Sultan of Granada
- Reign: 1408–1417
- Predecessor: Muhammad VII
- Successor: Muhammad VIII
- Born: July 16, 1376
- Died: 9 November 1417 (aged 41)
- Dynasty: Nasrides
- Father: Yusuf II of Granada
- Religion: Islam

= Yusuf III of Granada =

Emir of Granada from 1408 to 1417

Yusuf III (July 16, 1376 – November 9, 1417) was the thirteenth Nasrid ruler of the Emirate of Granada from 1408 to 1417.

He was initially designated heir to the throne by his father, Yusuf II. His succession was thwarted when his half-brother Muhammad VII seized power in 1392 and confined him for more than fifteen years in the castle of Salobreña. During this long imprisonment, Yusuf devoted himself to scholarship and poetry. Upon the death of Muhammad VII in 1408, he was released and proclaimed emir under the regnal title al-Nasir li-Din Allah. Once on the throne, he relied on the support of his powerful chamberlain Abu l-Surur Mufarrij and quickly moved to stabilize the political situation he had inherited.

Yusuf III's reign was characterized by diplomatic pragmatism, intermittent military conflict, and cultural flourishing at the Nasrid court. Although he suffered a major setback with the loss of the strategic city of Antequera to Castile in 1410, he succeeded in negotiating a series of truces with Castile and Aragon that ensured relative stability along the frontier for much of his rule and even beyond his death. At the same time, he confronted challenges in North Africa, most notably the rebellion of the Marinid garrison of Gibraltar, which he eventually recovered in 1414 after a prolonged siege. A cultivated ruler and accomplished poet, Yusuf fostered an active literary circle at the Alhambra and composed a substantial body of poetry. Despite recurring illness and personal tragedies within his family, he governed for nearly a decade and died in 1417 at the age of forty-one, leaving a kingdom that, despite recent territorial losses, enjoyed a measure of internal stability and diplomatic balance.

==Early life==
Yusuf was born on July 16, 1376, during the height of the Nasrid dynasty under the reign of his grandfather Muhammad V. His early life was spent in an environment of courtly magnificence and intellectual vitality.

Yusuf was the eldest of five brothers and had one sister, Umm al-Fath, whose judgment he later respected deeply. His father, Yusuf II, designated him heir apparent upon his accession in 1391. His status as the eldest son and his intellectual promise strengthened this choice. However, his half-brother, Abu ʿAbd Allah Muhammad (later Muhammad VII), resented the succession arrangement and unsuccessfully rebelled against their father. Shortly afterward, Yusuf II died suddenly, possibly by poisoning, and Muhammad VII seized the throne in 1392, displacing the legitimate heir.

Upon his brother's accession, Yusuf's fortunes changed dramatically. He was removed from his position as crown prince and confined in the coastal castle of Salobreña, a Nasrid residence and fortress that also functioned as a prison for high-ranking captives. There he spent almost sixteen years in confinement. His imprisonment was intended to eliminate any potential dynastic challenge to Muhammad VII. The years of isolation profoundly shaped him. During this prolonged captivity he devoted himself to poetry and intellectual pursuits, producing literary works that reflected longing for Granada, grief for his father, indignation at injustice, and meditations on fate and divine will.

▶ **DATA ENTRIES**
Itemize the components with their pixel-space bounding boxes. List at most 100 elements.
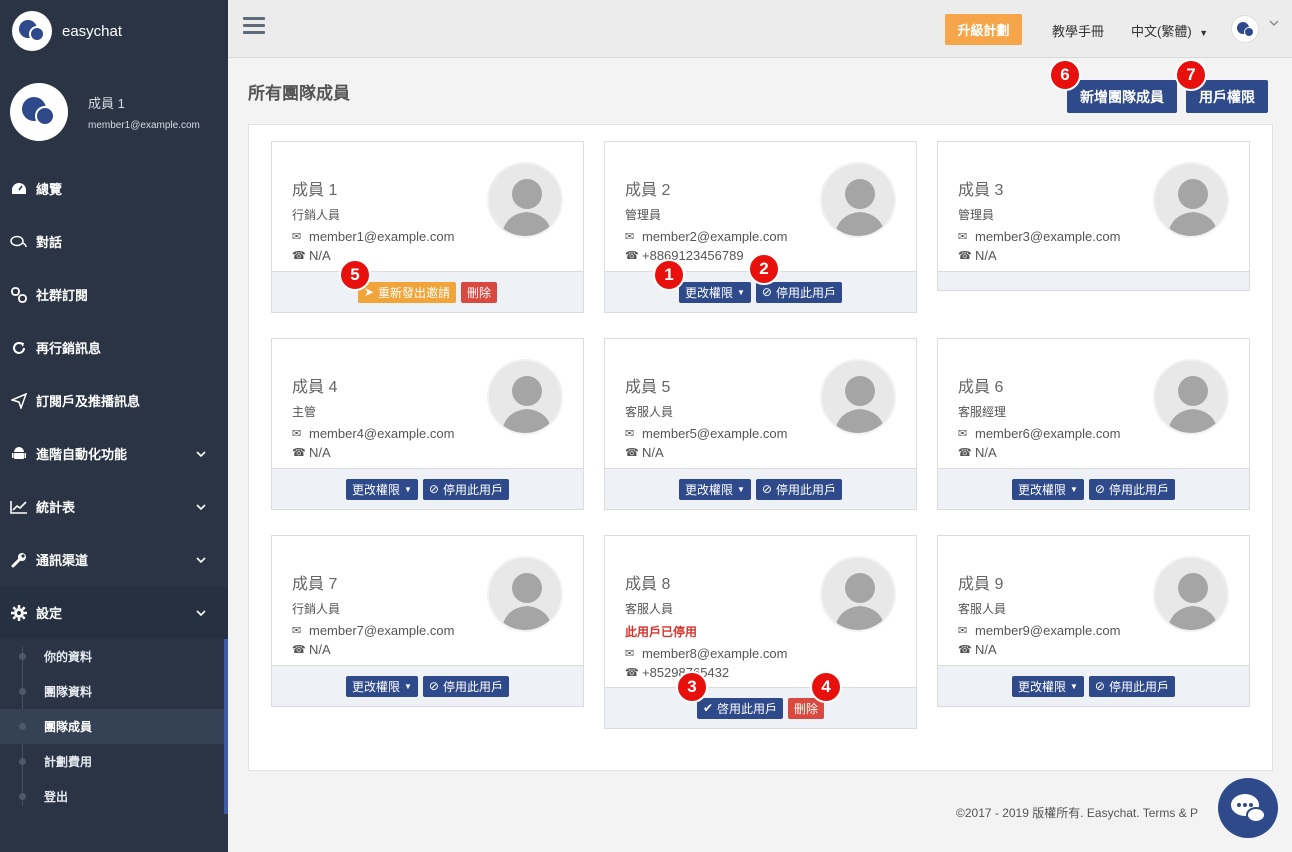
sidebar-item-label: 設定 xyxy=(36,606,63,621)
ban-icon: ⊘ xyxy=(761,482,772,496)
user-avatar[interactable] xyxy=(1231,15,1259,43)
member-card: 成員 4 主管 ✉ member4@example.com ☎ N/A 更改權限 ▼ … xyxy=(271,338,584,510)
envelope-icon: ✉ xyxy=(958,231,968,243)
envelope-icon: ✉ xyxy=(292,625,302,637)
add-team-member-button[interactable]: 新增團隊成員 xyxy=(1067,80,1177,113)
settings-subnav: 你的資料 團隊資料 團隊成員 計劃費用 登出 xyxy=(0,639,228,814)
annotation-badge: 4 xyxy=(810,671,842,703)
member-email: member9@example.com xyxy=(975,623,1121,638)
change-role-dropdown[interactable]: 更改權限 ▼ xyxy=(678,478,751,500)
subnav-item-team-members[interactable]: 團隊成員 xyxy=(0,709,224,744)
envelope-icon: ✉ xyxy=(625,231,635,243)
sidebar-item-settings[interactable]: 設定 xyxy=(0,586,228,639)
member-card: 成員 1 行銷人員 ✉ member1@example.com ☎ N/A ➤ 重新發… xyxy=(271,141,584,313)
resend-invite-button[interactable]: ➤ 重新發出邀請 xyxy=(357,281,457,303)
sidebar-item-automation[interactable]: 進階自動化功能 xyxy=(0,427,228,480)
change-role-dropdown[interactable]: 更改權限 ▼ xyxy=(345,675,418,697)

▶ **REQUIRED TASKS**
**A.** In the passage on Yusuf III of Granada, where was Yusuf confined after Muhammad VII seized the throne?
**B.** Continue the passage on Yusuf III of Granada from its final sentence.

▶ **ANSWERS TO THE TASKS**
**A.** He was confined in the coastal castle of Salobreña.

**B.**
==Reign (1408–1417)==
His liberation came unexpectedly in 1408 when Muhammad VII died, possibly from poison. Christian sources recount that the ruling emir had ordered Yusuf's execution on his deathbed to secure succession for his own son, but his execution was delayed long enough to allow Yusuf's supporters to liberate him. Whether or not the anecdote is accurate, Muhammad VII's death enabled Yusuf's supporters to proclaim him emir. The architect of his release was the powerful official Abu l-Surur Mufarrij, a freedman of Christian origin who soon became his principal adviser. On May 13, 1408, at nearly thirty-two years of age, Yusuf III was proclaimed emir and adopted the laqab al-Nasir li-Din Allah (“Defender of the Religion of God”).

Yusuf III's accession required swift consolidation. He appointed Abu l-Surur Mufarrij as hajib (grand vizier) and cemented ties by marrying his vizier's daughters. His reign began under delicate circumstances, as frontier tensions with Castile were acute and internal loyalties uncertain. Nonetheless, he adopted a conciliatory stance, refraining from reprisals against those who had supported his brother and even extending favor to Muhammad VII's children. Both Muslim and Castilian sources portray him as prudent, gentle, and inclined toward peace.

His reign initially focused on diplomacy. Within days of his accession, he notified the Castilian authorities of the change in rule and sought to continue the existing truces. Through skilled negotiation, truces were renewed and extended multiple times between 1408 and 1410. Although frontier incidents persisted, these were generally contained. His diplomatic efforts produced a pattern of renewable truces that stabilized relations with Castile for most of his reign and, significantly, continued beyond his death.

Peace, however, was interrupted by a major Castilian offensive culminating in the siege of Antequera in 1410. Anticipating conflict, Yusuf III ordered preemptive raids, including attacks from Ronda against Zahara de la Sierra and other frontier positions. Meanwhile, the Castilian regent Ferdinand (later Ferdinand I of Aragon) laid siege to Antequera in April 1410 with extensive resources. Yusuf concentrated Granadan forces near Archidona under the command of his brothers Abu l-hasan Ali and Abu l-Abbas Ahmad. An engagement on May 6, 1410, ended in defeat for the Nasrids. Despite determined resistance, including heroic action by the jurist Ibn asim, the city ultimately fell after a five-month siege. The loss of Antequera in September 1410 was a significant blow, depriving Granada of a key defensive stronghold that controlled key approaches to Málaga.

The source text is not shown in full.